How to complete this task: What you return must be the full data, repeated verbatim, with no pictures in it.

---- Given records

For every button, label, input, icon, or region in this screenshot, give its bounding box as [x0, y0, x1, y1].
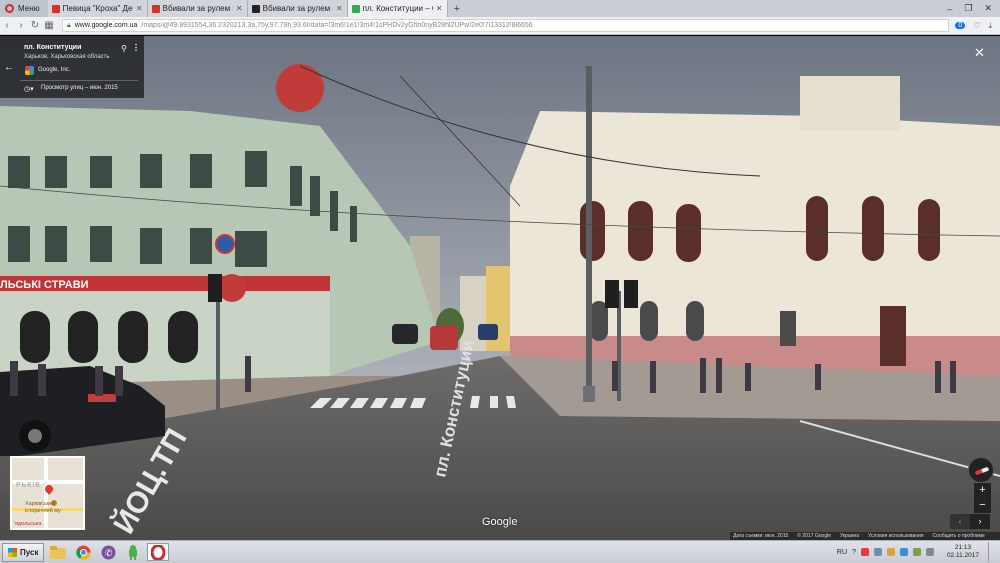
- close-tab-icon[interactable]: ✕: [136, 4, 143, 13]
- show-desktop-button[interactable]: [988, 542, 994, 562]
- url-field[interactable]: 🔒︎ www.google.com.ua/maps/@49.9931554,36…: [62, 19, 950, 32]
- window-controls: – ❐ ✕: [939, 0, 1000, 17]
- map-pin-icon[interactable]: ⚲: [121, 44, 127, 53]
- report-problem-link[interactable]: Сообщить о проблеме: [933, 533, 985, 539]
- capture-date: Дата съемки: июн. 2015: [733, 533, 789, 539]
- capture-date-selector[interactable]: Просмотр улиц – июн. 2015: [41, 85, 118, 91]
- prev-photo-button[interactable]: ‹: [950, 514, 970, 529]
- tab-google-maps[interactable]: пл. Конституции – Google ✕: [347, 0, 448, 17]
- tab-kroha[interactable]: Певица "Кроха" День Креп ✕: [47, 0, 148, 17]
- restaurant-sign: ЛЬСЬКІ СТРАВИ: [0, 279, 89, 291]
- forward-icon[interactable]: ›: [14, 20, 28, 31]
- minimap[interactable]: РЬКІВ Харківський історичний му 'ядельсь…: [10, 456, 85, 530]
- minimap-city-label: РЬКІВ: [16, 482, 41, 489]
- shield-tray-icon[interactable]: [899, 548, 908, 556]
- antivirus-icon[interactable]: [860, 548, 869, 556]
- battery-icon[interactable]: [912, 548, 921, 556]
- tab-news-1[interactable]: Вбивали за рулем посаш ✕: [147, 0, 248, 17]
- close-tab-icon[interactable]: ✕: [336, 4, 343, 13]
- file-explorer-icon[interactable]: [47, 543, 69, 561]
- start-label: Пуск: [20, 547, 39, 557]
- tab-title: пл. Конституции – Google: [362, 4, 433, 13]
- windows-logo-icon: [8, 547, 17, 557]
- android-app-icon[interactable]: [122, 543, 144, 561]
- url-domain: www.google.com.ua: [74, 22, 138, 29]
- reload-icon[interactable]: ↻: [28, 20, 42, 31]
- place-subtitle: Харьков, Харьковская область: [24, 54, 110, 60]
- compass-button[interactable]: [968, 457, 994, 483]
- tab-title: Певица "Кроха" День Креп: [62, 4, 133, 13]
- back-arrow-icon[interactable]: ←: [4, 62, 14, 73]
- address-bar: ‹ › ↻ ▦ 🔒︎ www.google.com.ua/maps/@49.99…: [0, 17, 1000, 35]
- compass-needle-icon: [974, 466, 990, 476]
- time-machine-icon[interactable]: ◷▾: [24, 85, 34, 93]
- more-options-icon[interactable]: ⋮: [132, 43, 140, 52]
- opera-logo-icon: [5, 4, 14, 13]
- street-scene: ЛЬСЬКІ СТРАВИ пл. Конституции ЙОЦ.ТП: [0, 36, 1000, 540]
- heart-icon[interactable]: ♡: [973, 21, 980, 30]
- zoom-controls: + −: [974, 483, 991, 513]
- maximize-icon[interactable]: ❐: [964, 3, 972, 14]
- imagery-provider: Google, Inc.: [38, 67, 71, 73]
- divider: [20, 80, 138, 81]
- close-window-icon[interactable]: ✕: [984, 3, 992, 14]
- close-tab-icon[interactable]: ✕: [236, 4, 243, 13]
- google-logo: Google: [482, 516, 518, 528]
- speed-dial-icon[interactable]: ▦: [42, 20, 56, 31]
- download-icon[interactable]: ⤓: [988, 21, 992, 31]
- youtube-favicon-icon: [151, 4, 160, 13]
- tab-title: Вбивали за рулем посаш: [262, 4, 333, 13]
- tab-bar: Меню Певица "Кроха" День Креп ✕ Вбивали …: [0, 0, 1000, 17]
- viber-icon[interactable]: ✆: [97, 543, 119, 561]
- clock-date: 02.11.2017: [946, 552, 979, 559]
- map-footer: Дата съемки: июн. 2015 © 2017 Google Укр…: [730, 532, 1000, 540]
- minimize-icon[interactable]: –: [947, 4, 952, 14]
- system-tray: RU ? 21:13 02.11.2017: [837, 542, 1000, 562]
- chrome-icon[interactable]: [72, 543, 94, 561]
- place-info-card: ← пл. Конституции Харьков, Харьковская о…: [0, 36, 144, 98]
- svg-text:✆: ✆: [105, 549, 113, 559]
- terms-link[interactable]: Условия использования: [868, 533, 924, 539]
- address-bar-actions: 0 ♡ ⤓: [955, 21, 1000, 31]
- network-icon[interactable]: [873, 548, 882, 556]
- menu-label: Меню: [18, 4, 40, 13]
- start-button[interactable]: Пуск: [2, 542, 45, 562]
- copyright: © 2017 Google: [797, 533, 831, 539]
- flag-icon[interactable]: [886, 548, 895, 556]
- place-title: пл. Конституции: [24, 44, 82, 51]
- language-indicator[interactable]: RU: [837, 549, 847, 556]
- taskbar: Пуск ✆ RU ? 21:13 02.11.2017: [0, 540, 1000, 563]
- opera-taskbar-icon[interactable]: [147, 543, 170, 561]
- close-street-view-icon[interactable]: ✕: [974, 45, 985, 61]
- lock-icon: 🔒︎: [67, 21, 71, 29]
- clock-time: 21:13: [954, 544, 972, 551]
- youtube-favicon-icon: [51, 4, 60, 13]
- tab-title: Вбивали за рулем посаш: [162, 4, 233, 13]
- maps-favicon-icon: [351, 4, 360, 13]
- system-clock[interactable]: 21:13 02.11.2017: [947, 544, 979, 560]
- country-link[interactable]: Украина: [840, 533, 859, 539]
- new-tab-button[interactable]: +: [448, 0, 466, 17]
- street-view-panorama[interactable]: ЛЬСЬКІ СТРАВИ пл. Конституции ЙОЦ.ТП: [0, 36, 1000, 540]
- help-icon[interactable]: ?: [852, 549, 856, 556]
- next-photo-button[interactable]: ›: [970, 514, 990, 529]
- tab-news-2[interactable]: Вбивали за рулем посаш ✕: [247, 0, 348, 17]
- browser-menu-button[interactable]: Меню: [0, 0, 48, 17]
- ad-block-badge[interactable]: 0: [955, 22, 966, 29]
- zoom-in-button[interactable]: +: [974, 483, 991, 498]
- volume-icon[interactable]: [925, 548, 934, 556]
- close-tab-icon[interactable]: ✕: [436, 4, 443, 13]
- site-favicon-icon: [251, 4, 260, 13]
- url-path: /maps/@49.9931554,36.2320213,3a,75y,97.7…: [141, 22, 533, 29]
- screen: Меню Певица "Кроха" День Креп ✕ Вбивали …: [0, 0, 1000, 563]
- minimap-poi-label: Харківський історичний му: [25, 501, 61, 514]
- minimap-street-label: 'ядельська: [14, 521, 42, 527]
- back-icon[interactable]: ‹: [0, 20, 14, 31]
- zoom-out-button[interactable]: −: [974, 498, 991, 513]
- google-icon: [25, 66, 34, 75]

--------

Problem solution:
For every button, label, input, icon, or region in this screenshot, give its bounding box as [x0, y0, x1, y1].
- close-tab-icon[interactable]: ✕: [136, 4, 143, 13]
- show-desktop-button[interactable]: [988, 542, 994, 562]
- url-field[interactable]: 🔒︎ www.google.com.ua/maps/@49.9931554,36…: [62, 19, 950, 32]
- window-controls: – ❐ ✕: [939, 0, 1000, 17]
- map-pin-icon[interactable]: ⚲: [121, 44, 127, 53]
- report-problem-link[interactable]: Сообщить о проблеме: [933, 533, 985, 539]
- capture-date: Дата съемки: июн. 2015: [733, 533, 789, 539]
- capture-date-selector[interactable]: Просмотр улиц – июн. 2015: [41, 85, 118, 91]
- prev-photo-button[interactable]: ‹: [950, 514, 970, 529]
- tab-google-maps[interactable]: пл. Конституции – Google ✕: [347, 0, 448, 17]
- tab-kroha[interactable]: Певица "Кроха" День Креп ✕: [47, 0, 148, 17]
- restaurant-sign: ЛЬСЬКІ СТРАВИ: [0, 279, 89, 291]
- forward-icon[interactable]: ›: [14, 20, 28, 31]
- minimap[interactable]: РЬКІВ Харківський історичний му 'ядельсь…: [10, 456, 85, 530]
- minimap-city-label: РЬКІВ: [16, 482, 41, 489]
- shield-tray-icon[interactable]: [899, 548, 908, 556]
- antivirus-icon[interactable]: [860, 548, 869, 556]
- battery-icon[interactable]: [912, 548, 921, 556]
- tab-news-1[interactable]: Вбивали за рулем посаш ✕: [147, 0, 248, 17]
- close-tab-icon[interactable]: ✕: [336, 4, 343, 13]
- file-explorer-icon[interactable]: [47, 543, 69, 561]
- start-label: Пуск: [20, 547, 39, 557]
- tab-title: пл. Конституции – Google: [362, 4, 433, 13]
- windows-logo-icon: [8, 547, 17, 557]
- android-app-icon[interactable]: [122, 543, 144, 561]
- url-domain: www.google.com.ua: [74, 22, 138, 29]
- reload-icon[interactable]: ↻: [28, 20, 42, 31]
- place-subtitle: Харьков, Харьковская область: [24, 54, 110, 60]
- compass-button[interactable]: [968, 457, 994, 483]
- tab-title: Певица "Кроха" День Креп: [62, 4, 133, 13]
- back-arrow-icon[interactable]: ←: [4, 62, 14, 73]
- address-bar: ‹ › ↻ ▦ 🔒︎ www.google.com.ua/maps/@49.99…: [0, 17, 1000, 35]
- compass-needle-icon: [974, 466, 990, 476]
- time-machine-icon[interactable]: ◷▾: [24, 85, 34, 93]
- more-options-icon[interactable]: ⋮: [132, 43, 140, 52]
- opera-logo-icon: [5, 4, 14, 13]
- street-scene: ЛЬСЬКІ СТРАВИ пл. Конституции ЙОЦ.ТП: [0, 36, 1000, 540]
- heart-icon[interactable]: ♡: [973, 21, 980, 30]
- zoom-controls: + −: [974, 483, 991, 513]
- maximize-icon[interactable]: ❐: [964, 3, 972, 14]
- imagery-provider: Google, Inc.: [38, 67, 71, 73]
- divider: [20, 80, 138, 81]
- close-window-icon[interactable]: ✕: [984, 3, 992, 14]
- close-tab-icon[interactable]: ✕: [236, 4, 243, 13]
- google-logo: Google: [482, 516, 518, 528]
- speed-dial-icon[interactable]: ▦: [42, 20, 56, 31]
- download-icon[interactable]: ⤓: [988, 21, 992, 31]
- youtube-favicon-icon: [151, 4, 160, 13]
- tab-title: Вбивали за рулем посаш: [262, 4, 333, 13]
- tab-bar: Меню Певица "Кроха" День Креп ✕ Вбивали …: [0, 0, 1000, 17]
- viber-icon[interactable]: ✆: [97, 543, 119, 561]
- clock-date: 02.11.2017: [946, 552, 979, 559]
- map-footer: Дата съемки: июн. 2015 © 2017 Google Укр…: [730, 532, 1000, 540]
- minimize-icon[interactable]: –: [947, 4, 952, 14]
- system-tray: RU ? 21:13 02.11.2017: [837, 542, 1000, 562]
- chrome-icon[interactable]: [72, 543, 94, 561]
- place-info-card: ← пл. Конституции Харьков, Харьковская о…: [0, 36, 144, 98]
- svg-text:✆: ✆: [105, 549, 113, 559]
- terms-link[interactable]: Условия использования: [868, 533, 924, 539]
- address-bar-actions: 0 ♡ ⤓: [955, 21, 1000, 31]
- network-icon[interactable]: [873, 548, 882, 556]
- menu-label: Меню: [18, 4, 40, 13]
- start-button[interactable]: Пуск: [2, 542, 45, 562]
- copyright: © 2017 Google: [797, 533, 831, 539]
- flag-icon[interactable]: [886, 548, 895, 556]
- place-title: пл. Конституции: [24, 44, 82, 51]
- language-indicator[interactable]: RU: [837, 549, 847, 556]
- taskbar: Пуск ✆ RU ? 21:13 02.11.2017: [0, 540, 1000, 563]
- opera-taskbar-icon[interactable]: [147, 543, 170, 561]
- close-street-view-icon[interactable]: ✕: [974, 45, 985, 61]
- lock-icon: 🔒︎: [67, 21, 71, 29]
- clock-time: 21:13: [954, 544, 972, 551]
- youtube-favicon-icon: [51, 4, 60, 13]
- tab-title: Вбивали за рулем посаш: [162, 4, 233, 13]
- maps-favicon-icon: [351, 4, 360, 13]
- system-clock[interactable]: 21:13 02.11.2017: [947, 544, 979, 560]
- country-link[interactable]: Украина: [840, 533, 859, 539]
- new-tab-button[interactable]: +: [448, 0, 466, 17]
- street-view-panorama[interactable]: ЛЬСЬКІ СТРАВИ пл. Конституции ЙОЦ.ТП: [0, 36, 1000, 540]
- help-icon[interactable]: ?: [852, 549, 856, 556]
- next-photo-button[interactable]: ›: [970, 514, 990, 529]
- tab-news-2[interactable]: Вбивали за рулем посаш ✕: [247, 0, 348, 17]
- browser-menu-button[interactable]: Меню: [0, 0, 48, 17]
- ad-block-badge[interactable]: 0: [955, 22, 966, 29]
- zoom-in-button[interactable]: +: [974, 483, 991, 498]
- volume-icon[interactable]: [925, 548, 934, 556]
- close-tab-icon[interactable]: ✕: [436, 4, 443, 13]
- site-favicon-icon: [251, 4, 260, 13]
- url-path: /maps/@49.9931554,36.2320213,3a,75y,97.7…: [141, 22, 533, 29]
- screen: Меню Певица "Кроха" День Креп ✕ Вбивали …: [0, 0, 1000, 563]
- minimap-poi-label: Харківський історичний му: [25, 501, 61, 514]
- minimap-street-label: 'ядельська: [14, 521, 42, 527]
- back-icon[interactable]: ‹: [0, 20, 14, 31]
- zoom-out-button[interactable]: −: [974, 498, 991, 513]
- google-icon: [25, 66, 34, 75]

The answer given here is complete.